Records

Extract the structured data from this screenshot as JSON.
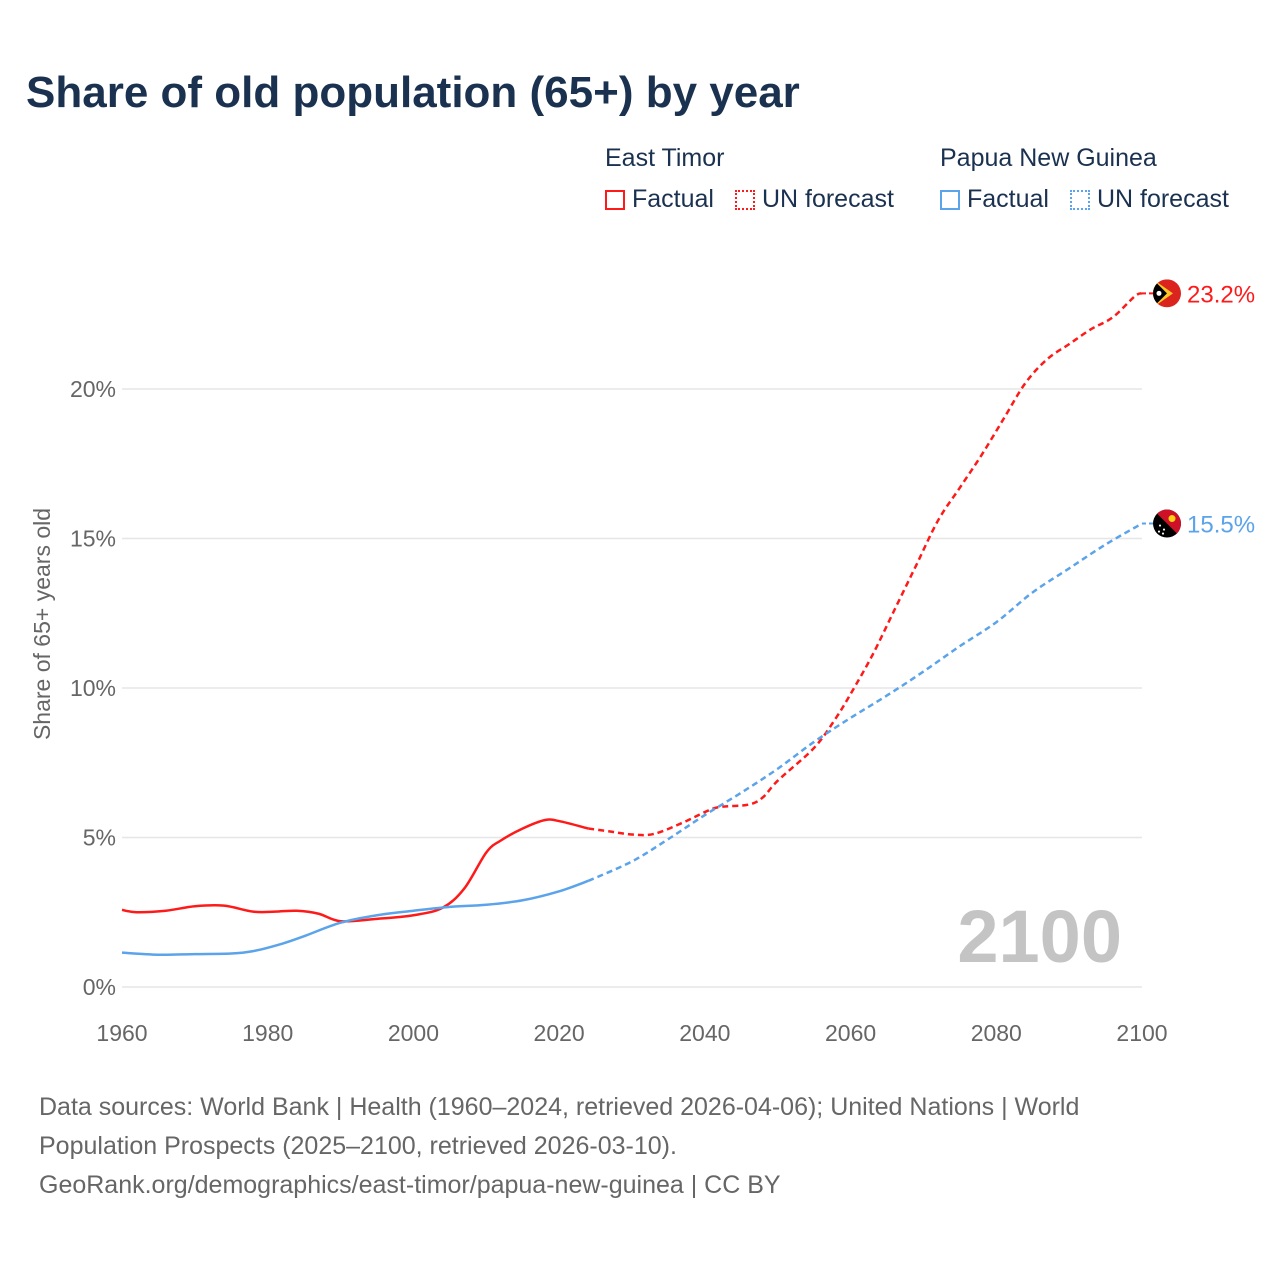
{
  "chart_data": {
    "type": "line",
    "title": "Share of old population (65+) by year",
    "xlabel": "",
    "ylabel": "Share of 65+ years old",
    "xlim": [
      1960,
      2100
    ],
    "ylim": [
      0,
      23.2
    ],
    "x_ticks": [
      "1960",
      "1980",
      "2000",
      "2020",
      "2040",
      "2060",
      "2080",
      "2100"
    ],
    "x_tick_values": [
      1960,
      1980,
      2000,
      2020,
      2040,
      2060,
      2080,
      2100
    ],
    "y_ticks": [
      "0%",
      "5%",
      "10%",
      "15%",
      "20%"
    ],
    "y_tick_values": [
      0,
      5,
      10,
      15,
      20
    ],
    "grid": true,
    "current_year": "2100",
    "series": [
      {
        "name": "East Timor — Factual",
        "color": "#ff1a1a",
        "style": "solid",
        "x": [
          1960,
          1962,
          1966,
          1970,
          1974,
          1978,
          1981,
          1984,
          1987,
          1990,
          1995,
          2000,
          2004,
          2007,
          2010,
          2012,
          2015,
          2018,
          2020,
          2024
        ],
        "y": [
          2.58,
          2.5,
          2.55,
          2.7,
          2.72,
          2.52,
          2.52,
          2.55,
          2.45,
          2.2,
          2.28,
          2.4,
          2.65,
          3.3,
          4.5,
          4.9,
          5.3,
          5.58,
          5.55,
          5.3
        ]
      },
      {
        "name": "East Timor — UN forecast",
        "color": "#ff1a1a",
        "style": "dashed",
        "x": [
          2024,
          2027,
          2030,
          2033,
          2037,
          2040,
          2042,
          2046,
          2048,
          2050,
          2055,
          2058,
          2060,
          2063,
          2066,
          2069,
          2072,
          2075,
          2078,
          2081,
          2084,
          2087,
          2090,
          2093,
          2096,
          2099,
          2100
        ],
        "y": [
          5.3,
          5.2,
          5.1,
          5.12,
          5.5,
          5.85,
          6.02,
          6.1,
          6.35,
          6.9,
          8.0,
          9.0,
          9.8,
          11.1,
          12.6,
          14.1,
          15.6,
          16.7,
          17.8,
          19.0,
          20.2,
          21.0,
          21.5,
          22.0,
          22.4,
          23.1,
          23.2
        ]
      },
      {
        "name": "Papua New Guinea — Factual",
        "color": "#5ba3ea",
        "style": "solid",
        "x": [
          1960,
          1965,
          1970,
          1975,
          1978,
          1982,
          1985,
          1990,
          1995,
          2000,
          2005,
          2010,
          2015,
          2020,
          2024
        ],
        "y": [
          1.15,
          1.08,
          1.1,
          1.12,
          1.2,
          1.45,
          1.7,
          2.15,
          2.4,
          2.55,
          2.68,
          2.75,
          2.9,
          3.2,
          3.55
        ]
      },
      {
        "name": "Papua New Guinea — UN forecast",
        "color": "#5ba3ea",
        "style": "dashed",
        "x": [
          2024,
          2030,
          2035,
          2040,
          2045,
          2050,
          2055,
          2060,
          2065,
          2070,
          2075,
          2080,
          2085,
          2090,
          2095,
          2100
        ],
        "y": [
          3.55,
          4.2,
          4.95,
          5.75,
          6.5,
          7.3,
          8.2,
          9.0,
          9.75,
          10.55,
          11.4,
          12.2,
          13.2,
          14.0,
          14.8,
          15.5
        ]
      }
    ],
    "end_labels": [
      {
        "country": "East Timor",
        "label": "23.2%",
        "value": 23.2,
        "color": "#ff1a1a"
      },
      {
        "country": "Papua New Guinea",
        "label": "15.5%",
        "value": 15.5,
        "color": "#5ba3ea"
      }
    ]
  },
  "legend": {
    "groups": [
      {
        "title": "East Timor",
        "factual": "Factual",
        "forecast": "UN forecast",
        "color": "#ff1a1a"
      },
      {
        "title": "Papua New Guinea",
        "factual": "Factual",
        "forecast": "UN forecast",
        "color": "#5ba3ea"
      }
    ]
  },
  "footer": {
    "sources": "Data sources: World Bank | Health (1960–2024, retrieved 2026-04-06); United Nations | World Population Prospects (2025–2100, retrieved 2026-03-10).",
    "attribution": "GeoRank.org/demographics/east-timor/papua-new-guinea | CC BY"
  }
}
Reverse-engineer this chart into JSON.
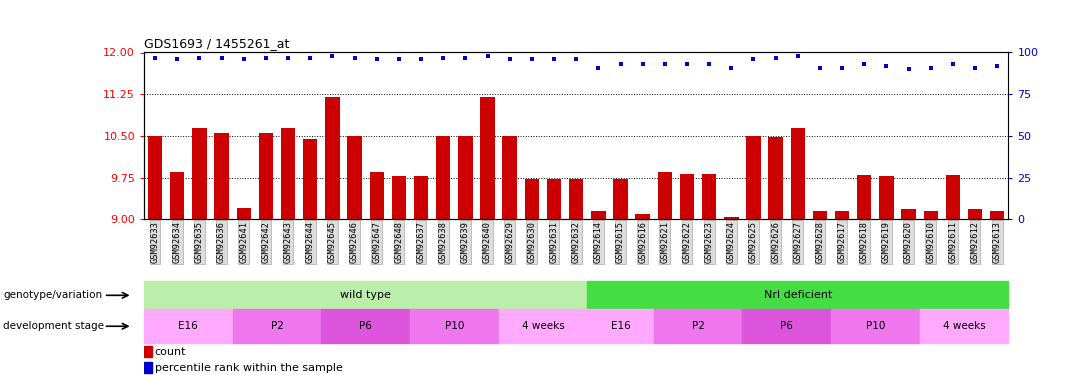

### Problem description
Lines from the records above that hold "Share" are the ones to list.

### Task solution
    "title": "Share of old population (65+) by year",
    "ylabel": "Share of 65+ years old",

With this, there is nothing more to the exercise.